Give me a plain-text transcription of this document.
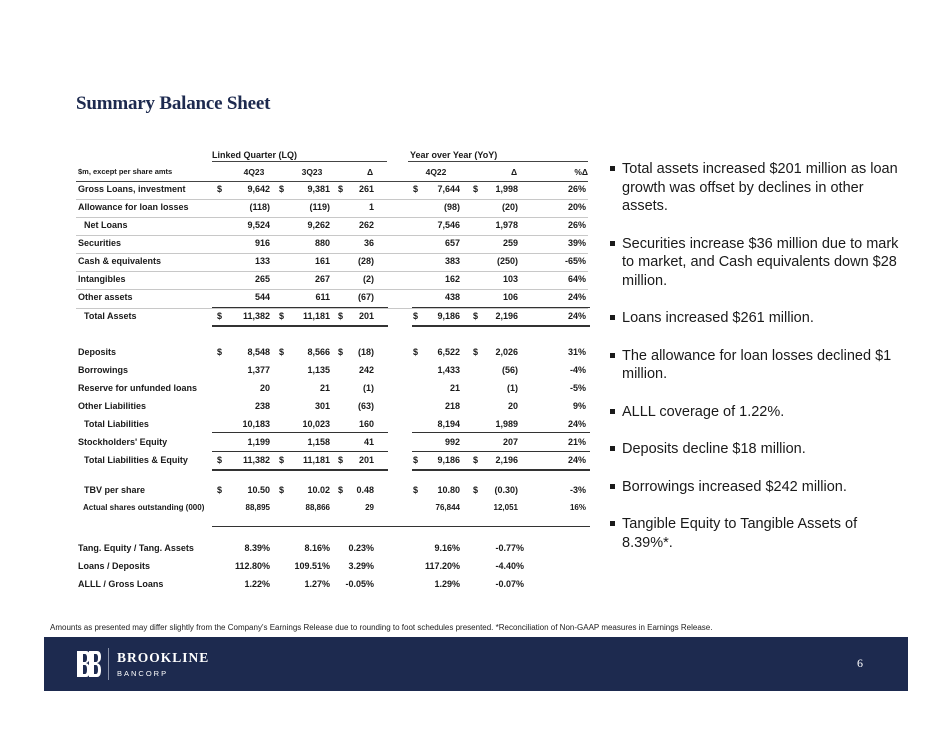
Summary Balance Sheet
Linked Quarter (LQ)	Year over Year (YoY)
$m, except per share amts	4Q23	3Q23	Δ	4Q22	Δ	%Δ
Gross Loans, investment	$	9,642 $	9,381 $	261	$	7,644 $	1,998	26%
Allowance for loan losses	(118)	(119)	1	(98)	(20)	20%
Net Loans	9,524	9,262	262	7,546	1,978	26%
Securities	916	880	36	657	259	39%
Cash & equivalents	133	161	(28)	383	(250)	-65%
Intangibles	265	267	(2)	162	103	64%
Other assets	544	611	(67)	438	106	24%
Total Assets	$	11,382 $	11,181 $	201	$	9,186 $	2,196	24%
Deposits	$	8,548 $	8,566 $	(18)	$	6,522 $	2,026	31%
Borrowings	1,377	1,135	242	1,433	(56)	-4%
Reserve for unfunded loans	20	21	(1)	21	(1)	-5%
Other Liabilities	238	301	(63)	218	20	9%
Total Liabilities	10,183	10,023	160	8,194	1,989	24%
Stockholders' Equity	1,199	1,158	41	992	207	21%
Total Liabilities & Equity	$	11,382 $	11,181 $	201	$	9,186 $	2,196	24%
TBV per share	$	10.50 $	10.02 $	0.48	$	10.80 $	(0.30)	-3%
Actual shares outstanding (000)	88,895	88,866	29	76,844	12,051	16%
Tang. Equity / Tang. Assets	8.39%	8.16%	0.23%	9.16%	-0.77%
Loans / Deposits	112.80%	109.51%	3.29%	117.20%	-4.40%
ALLL / Gross Loans	1.22%	1.27%	-0.05%	1.29%	-0.07%
Total assets increased $201 million as loan growth was offset by declines in other assets.
Securities increase $36 million due to mark to market, and Cash equivalents down $28 million.
Loans increased $261 million.
The allowance for loan losses declined $1 million.
ALLL coverage of 1.22%.
Deposits decline $18 million.
Borrowings increased $242 million.
Tangible Equity to Tangible Assets of 8.39%*.
Amounts as presented may differ slightly from the Company's Earnings Release due to rounding to foot schedules presented. *Reconciliation of Non-GAAP measures in Earnings Release.
BROOKLINE
BANCORP
6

◇ ◇ ◇ ◇

**Problem requirements**
Check each line of the records for the word "Securities", and show the lines that contain it.

**Exercise result**
Securities	916	880	36	657	259	39%
Securities increase $36 million due to mark to market, and Cash equivalents down $28 million.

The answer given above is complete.